Begin Records for this task

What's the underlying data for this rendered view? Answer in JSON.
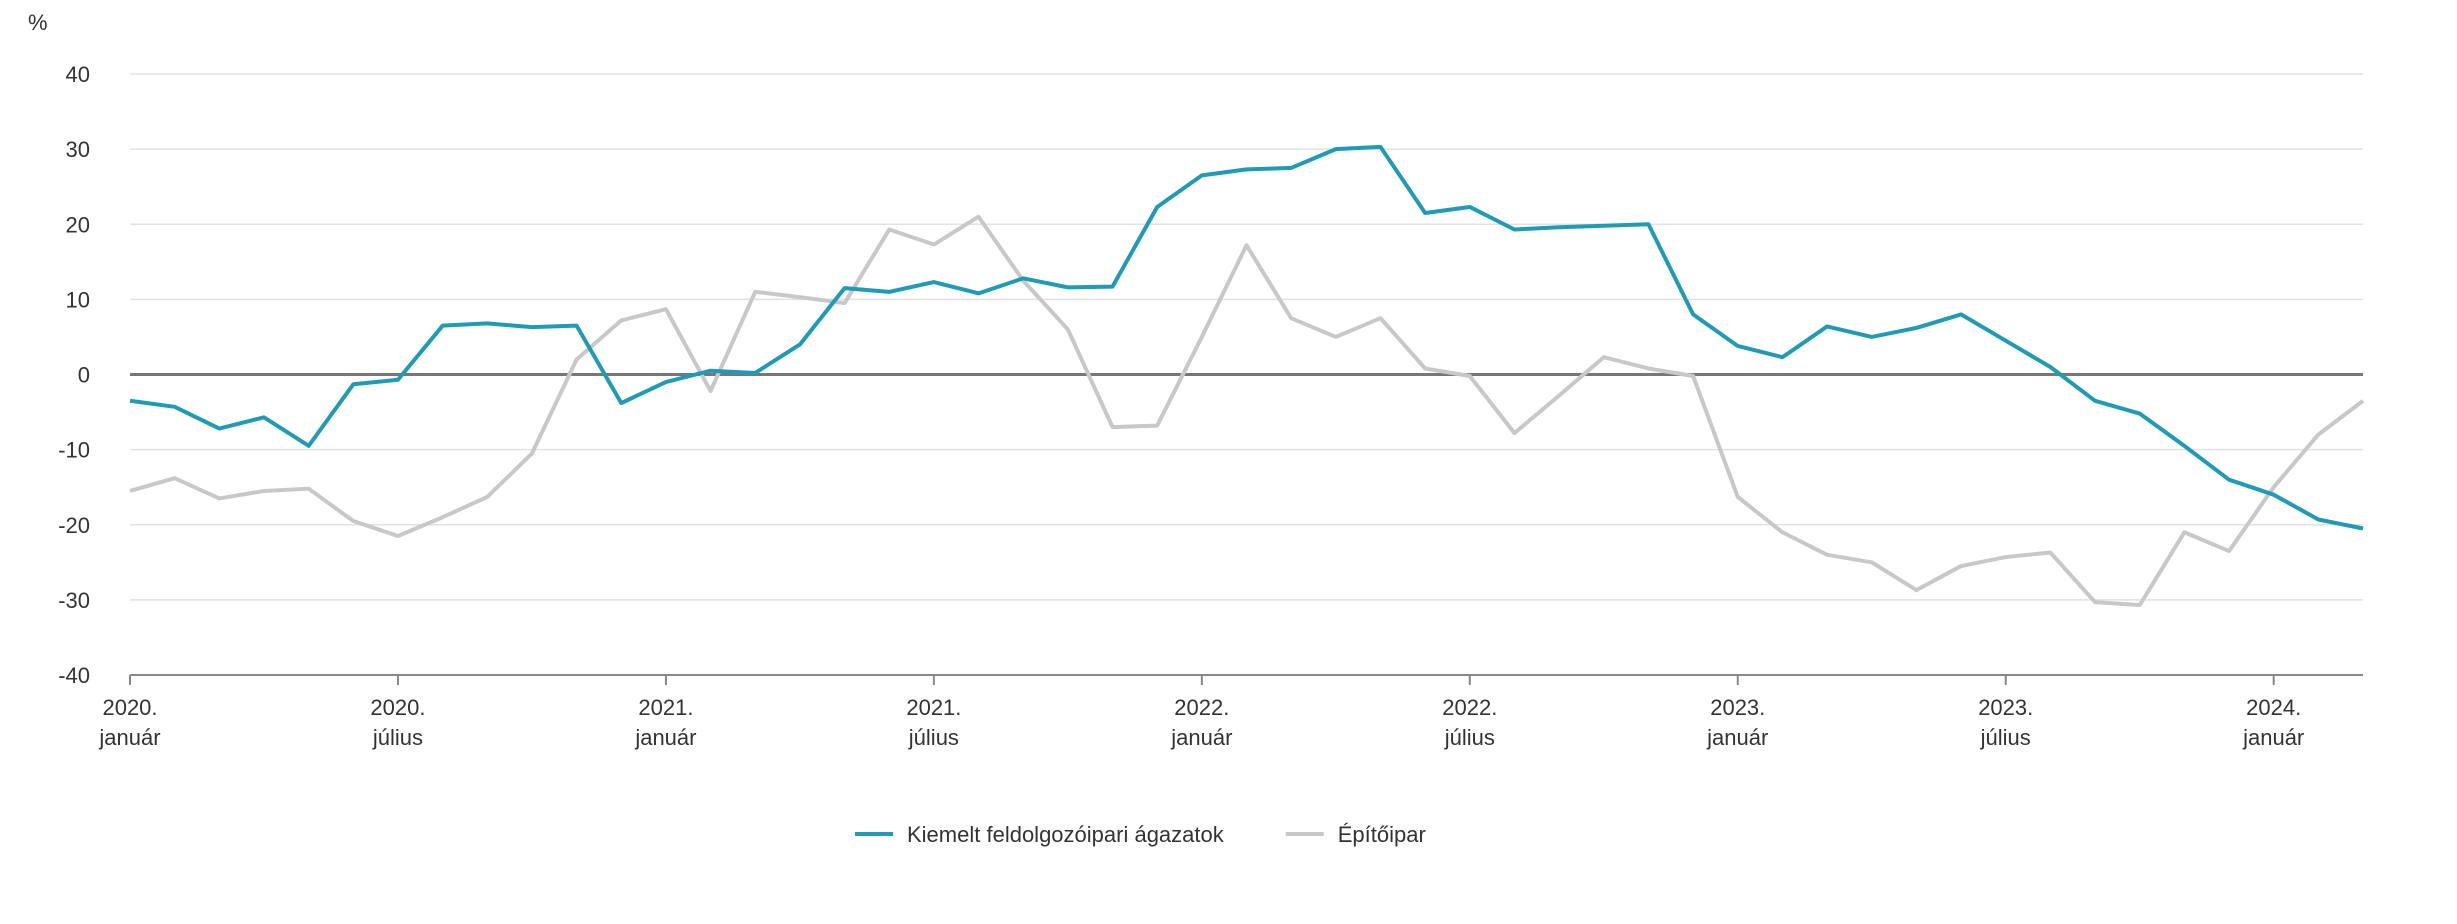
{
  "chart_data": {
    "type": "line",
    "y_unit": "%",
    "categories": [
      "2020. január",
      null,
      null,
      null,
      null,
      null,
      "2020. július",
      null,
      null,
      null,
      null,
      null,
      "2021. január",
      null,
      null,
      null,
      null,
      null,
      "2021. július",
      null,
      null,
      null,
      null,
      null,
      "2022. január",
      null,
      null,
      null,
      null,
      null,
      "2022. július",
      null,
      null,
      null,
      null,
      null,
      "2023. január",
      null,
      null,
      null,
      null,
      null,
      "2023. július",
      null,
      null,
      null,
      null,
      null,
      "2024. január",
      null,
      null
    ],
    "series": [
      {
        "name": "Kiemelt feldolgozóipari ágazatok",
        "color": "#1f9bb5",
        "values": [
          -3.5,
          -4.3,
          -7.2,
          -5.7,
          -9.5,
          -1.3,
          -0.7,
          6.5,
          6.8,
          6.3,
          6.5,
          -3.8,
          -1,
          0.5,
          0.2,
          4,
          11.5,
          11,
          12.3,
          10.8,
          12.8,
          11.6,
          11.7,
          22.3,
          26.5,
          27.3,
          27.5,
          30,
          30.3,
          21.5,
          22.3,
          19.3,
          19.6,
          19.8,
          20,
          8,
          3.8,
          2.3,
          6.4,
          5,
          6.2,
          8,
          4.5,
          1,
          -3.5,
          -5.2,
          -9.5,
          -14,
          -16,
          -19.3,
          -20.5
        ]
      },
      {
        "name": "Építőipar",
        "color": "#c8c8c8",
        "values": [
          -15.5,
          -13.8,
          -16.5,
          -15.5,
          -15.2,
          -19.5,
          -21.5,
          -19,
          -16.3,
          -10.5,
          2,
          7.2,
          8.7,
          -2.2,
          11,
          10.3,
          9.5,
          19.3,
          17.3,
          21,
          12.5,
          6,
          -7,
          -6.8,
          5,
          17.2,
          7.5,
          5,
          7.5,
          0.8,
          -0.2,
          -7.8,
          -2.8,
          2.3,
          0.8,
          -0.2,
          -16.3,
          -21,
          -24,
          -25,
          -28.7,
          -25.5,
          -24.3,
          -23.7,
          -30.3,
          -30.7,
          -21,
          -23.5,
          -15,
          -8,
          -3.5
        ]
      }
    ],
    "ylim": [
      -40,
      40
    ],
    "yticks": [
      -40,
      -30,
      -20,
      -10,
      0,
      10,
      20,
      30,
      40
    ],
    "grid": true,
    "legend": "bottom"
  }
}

End Records for this task

The task
Tally up the lines of the listing containing the word "január". Give only the total.

Written solution
5